About this task
In the spinal anesthesia passage below, transcribe word for word everything from "Spinal anesthesia is" to "human studies [1].".

Reading passage
========

Patients and methods
This randomized double-blind study included 60 ASA I or II patients, aged between 25 and 55 years old, scheduled for lower abdominal operations. They were administered 0.5% intrathecal bupivacaine injection and randomly divided into one of three groups: control group (GC), in which patients were administered additional 1 ml of saline; GDX group, in which patients were administered 4 mg dexamethasone; and GDM group, in which patients were administered 10 μg dexmedetomidine. The patients were monitored for heart rate, mean arterial pressure, oxygen saturation, onset and duration of sensory and motor block, intraoperative and postoperative sedation and pain, and adverse events.
Results
Compared with GC, GDM had significantly faster onset of sensory block (P = 0.006), longer duration of sensory block (P < 0.001), longer duration of motor block (P = 0.013), longer duration of postoperative analgesia (P < 0.001), and significantly higher sedation score (P < 0.001). Compared with GDX, GDM had significantly longer duration of sensory block (P = 0.025) and longer duration of postoperative analgesia (P < 0.001). Compared with GC, GDX had significantly longer duration of sensory block (P < 0.001) and longer duration of postoperative analgesia (P < 0.001). The three groups were comparable in terms of the onset of motor block (P = 0.637) and frequency of adverse events.
Conclusion
Intrathecal dexmedetomidine and dexamethasone are safe and effective adjuncts to intrathecal bupivacaine anesthesia in lower abdominal surgery. Dexmedetomidine showed to provide more rapid onset and longer duration of sensory block, longer duration of motor block, and longer postoperative analgesia.

Keywords: dexamethasone, dexmedetomidine, spinal anesthesia


How to cite this article:
Elzayyat NS, Ahmed Nagy HI, Girgis K. Comparing the effect of adding dexmedetomidine versus dexamethasone on prolonging the duration of intrathecal bupivacaine in lower abdominal operations. Ain-Shams J Anaesthesiol 2014;7:388-92

How to cite this URL:
Elzayyat NS, Ahmed Nagy HI, Girgis K. Comparing the effect of adding dexmedetomidine versus dexamethasone on prolonging the duration of intrathecal bupivacaine in lower abdominal operations. Ain-Shams J Anaesthesiol [serial online] 2014 [cited 2017 Jun 27];7:388-92. Available from: http://www.asja.eg.net/text.asp?2014/7/3/388/139574


  Introduction Top


Spinal anesthesia is the safest during lower abdominal operations; many studies have been concerned about prolonging the duration of spinal anesthesia by adding different adjuvants. One of these additives is dexamethasone, which has been proved in many studies to prolong the duration of peripheral blocks both in animal and human studies [1].

It is known that dexamethasone has anti-inflammatory and analgesic action by inhibition of transmission in nociceptive C-fibers and neural discharge. When given as an additive in peripheral nerve blocks or in intrathecal anesthesia, it prolongs the duration of anesthesia [2].

Dexmedetomidine is a selective α2-adrenergic agonist that is used as an adjuvant to general anesthesia, and also by acting on the intrathecal α2-receptors, it can be added and used as an adjuvant in spinal anesthesia, prolonging both motor and sensory block [3,4]. Dexmedetomidine is eight times more specific and a highly selective α2- adrenoreceptor agonist compared with clonidine, thereby making it a useful and safe adjunct in diverse clinical applications [4].

========

(Document structure recognition records)
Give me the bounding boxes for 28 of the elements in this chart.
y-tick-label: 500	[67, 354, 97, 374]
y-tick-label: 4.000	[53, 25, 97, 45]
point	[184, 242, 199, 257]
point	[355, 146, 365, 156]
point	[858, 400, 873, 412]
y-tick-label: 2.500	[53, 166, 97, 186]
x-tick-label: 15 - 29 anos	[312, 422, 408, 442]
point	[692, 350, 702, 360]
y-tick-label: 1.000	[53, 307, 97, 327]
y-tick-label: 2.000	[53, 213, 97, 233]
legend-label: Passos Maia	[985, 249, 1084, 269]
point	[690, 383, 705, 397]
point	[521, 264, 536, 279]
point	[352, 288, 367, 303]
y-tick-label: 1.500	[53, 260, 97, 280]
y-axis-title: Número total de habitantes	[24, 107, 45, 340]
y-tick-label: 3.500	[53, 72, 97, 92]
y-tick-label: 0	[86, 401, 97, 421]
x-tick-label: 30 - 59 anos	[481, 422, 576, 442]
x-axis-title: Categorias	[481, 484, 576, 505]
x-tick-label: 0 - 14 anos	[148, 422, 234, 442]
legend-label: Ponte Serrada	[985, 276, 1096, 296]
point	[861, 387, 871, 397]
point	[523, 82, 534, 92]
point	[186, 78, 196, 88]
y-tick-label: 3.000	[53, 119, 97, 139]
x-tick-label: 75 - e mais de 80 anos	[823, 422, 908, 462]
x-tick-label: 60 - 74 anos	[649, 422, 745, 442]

========

Response to the task
Spinal anesthesia is the safest during lower abdominal operations; many studies have been concerned about prolonging the duration of spinal anesthesia by adding different adjuvants. One of these additives is dexamethasone, which has been proved in many studies to prolong the duration of peripheral blocks both in animal and human studies [1].